STATED PROBLEM → Find the string "name" in the listing and report every line that has it.

** START EXCERPTED DATA **

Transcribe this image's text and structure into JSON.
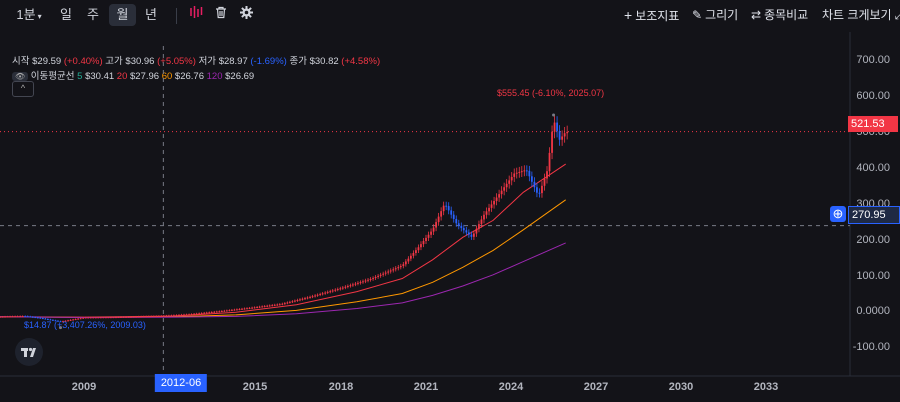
{
  "toolbar": {
    "interval": "1분",
    "periods": [
      "일",
      "주",
      "월",
      "년"
    ],
    "active_period": "월",
    "right": {
      "indicators": "보조지표",
      "draw": "그리기",
      "compare": "종목비교",
      "chart_size": "차트 크게보기"
    }
  },
  "legend": {
    "open_label": "시작",
    "open": "$29.59",
    "open_chg": "(+0.40%)",
    "high_label": "고가",
    "high": "$30.96",
    "high_chg": "(+5.05%)",
    "low_label": "저가",
    "low": "$28.97",
    "low_chg": "(-1.69%)",
    "close_label": "종가",
    "close": "$30.82",
    "close_chg": "(+4.58%)",
    "ma_label": "이동평균선",
    "ma5_period": "5",
    "ma5": "$30.41",
    "ma20_period": "20",
    "ma20": "$27.96",
    "ma60_period": "60",
    "ma60": "$26.76",
    "ma120_period": "120",
    "ma120": "$26.69"
  },
  "annotations": {
    "high": "$555.45 (-6.10%, 2025.07)",
    "low": "$14.87 (+3,407.26%, 2009.03)"
  },
  "price_tags": {
    "last": "521.53",
    "crosshair": "270.95"
  },
  "crosshair_date": "2012-06",
  "colors": {
    "up": "#f23645",
    "down": "#2962ff",
    "ma5": "#22ab94",
    "ma20": "#f23645",
    "ma60": "#ff9800",
    "ma120": "#9c27b0",
    "bg": "#131318"
  },
  "chart_data": {
    "type": "line",
    "title": "",
    "x_ticks": [
      "2009",
      "2012-06",
      "2015",
      "2018",
      "2021",
      "2024",
      "2027",
      "2030",
      "2033"
    ],
    "y_ticks": [
      "700.00",
      "600.00",
      "500.00",
      "400.00",
      "300.00",
      "200.00",
      "100.00",
      "0.0000",
      "-100.00"
    ],
    "ylim": [
      -130,
      750
    ],
    "xlim": [
      2007.2,
      2035.3
    ],
    "series": [
      {
        "name": "price",
        "x": [
          2007.2,
          2008,
          2008.5,
          2009.2,
          2010,
          2011,
          2012.5,
          2013.5,
          2014.5,
          2015.5,
          2016.5,
          2017.5,
          2018.5,
          2019.5,
          2020.5,
          2021.0,
          2021.5,
          2021.9,
          2022.3,
          2022.8,
          2023.2,
          2023.7,
          2024.2,
          2024.6,
          2025.0,
          2025.3,
          2025.5,
          2025.7,
          2025.9
        ],
        "values": [
          28,
          30,
          25,
          15,
          26,
          27,
          30,
          35,
          43,
          52,
          62,
          82,
          105,
          130,
          165,
          210,
          260,
          330,
          275,
          240,
          300,
          355,
          410,
          420,
          350,
          420,
          555,
          500,
          521
        ]
      },
      {
        "name": "MA20",
        "x": [
          2007.2,
          2010,
          2013,
          2015,
          2017,
          2019,
          2020.5,
          2021.5,
          2022.5,
          2023.5,
          2024.5,
          2025.9
        ],
        "values": [
          28,
          27,
          30,
          40,
          60,
          95,
          130,
          180,
          240,
          285,
          360,
          435
        ]
      },
      {
        "name": "MA60",
        "x": [
          2007.2,
          2010,
          2013,
          2015,
          2017,
          2019,
          2020.5,
          2021.5,
          2022.5,
          2023.5,
          2024.5,
          2025.9
        ],
        "values": [
          28,
          26,
          28,
          33,
          45,
          68,
          90,
          120,
          160,
          205,
          260,
          340
        ]
      },
      {
        "name": "MA120",
        "x": [
          2007.2,
          2010,
          2013,
          2015,
          2017,
          2019,
          2020.5,
          2021.5,
          2022.5,
          2023.5,
          2024.5,
          2025.9
        ],
        "values": [
          28,
          26,
          27,
          29,
          36,
          50,
          65,
          85,
          110,
          140,
          175,
          225
        ]
      }
    ]
  }
}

** END EXCERPTED DATA **

FULL RESPONSE →
        "name": "price",
        "name": "MA20",
        "name": "MA60",
        "name": "MA120",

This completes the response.